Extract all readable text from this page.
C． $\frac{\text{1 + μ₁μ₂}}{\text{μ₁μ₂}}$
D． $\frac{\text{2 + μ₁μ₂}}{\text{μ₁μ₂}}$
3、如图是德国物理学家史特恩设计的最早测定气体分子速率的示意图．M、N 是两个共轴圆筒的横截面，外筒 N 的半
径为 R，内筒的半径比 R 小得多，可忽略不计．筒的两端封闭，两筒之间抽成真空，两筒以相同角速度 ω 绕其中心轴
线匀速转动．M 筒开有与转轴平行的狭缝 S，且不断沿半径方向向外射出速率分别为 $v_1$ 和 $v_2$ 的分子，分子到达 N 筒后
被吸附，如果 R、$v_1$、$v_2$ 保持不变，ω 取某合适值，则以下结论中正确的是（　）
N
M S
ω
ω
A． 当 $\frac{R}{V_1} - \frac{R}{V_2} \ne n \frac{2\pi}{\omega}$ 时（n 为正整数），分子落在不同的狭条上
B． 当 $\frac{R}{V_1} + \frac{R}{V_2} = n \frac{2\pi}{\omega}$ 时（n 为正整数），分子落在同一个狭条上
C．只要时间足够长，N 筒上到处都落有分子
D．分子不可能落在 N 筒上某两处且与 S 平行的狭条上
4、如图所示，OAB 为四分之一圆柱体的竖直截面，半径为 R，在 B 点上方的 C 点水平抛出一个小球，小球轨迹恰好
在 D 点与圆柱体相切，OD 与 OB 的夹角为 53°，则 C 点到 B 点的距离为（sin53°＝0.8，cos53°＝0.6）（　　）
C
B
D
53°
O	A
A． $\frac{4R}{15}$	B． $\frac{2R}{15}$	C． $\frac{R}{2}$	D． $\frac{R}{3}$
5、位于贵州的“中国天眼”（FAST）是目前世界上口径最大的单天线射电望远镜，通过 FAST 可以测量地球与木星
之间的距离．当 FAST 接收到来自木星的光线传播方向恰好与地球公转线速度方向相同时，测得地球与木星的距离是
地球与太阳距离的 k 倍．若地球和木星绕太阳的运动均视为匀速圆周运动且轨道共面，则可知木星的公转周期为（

----------------

What is asked: Say how many lines of the listing above contain "text", with no other words.

Exercise answer: 3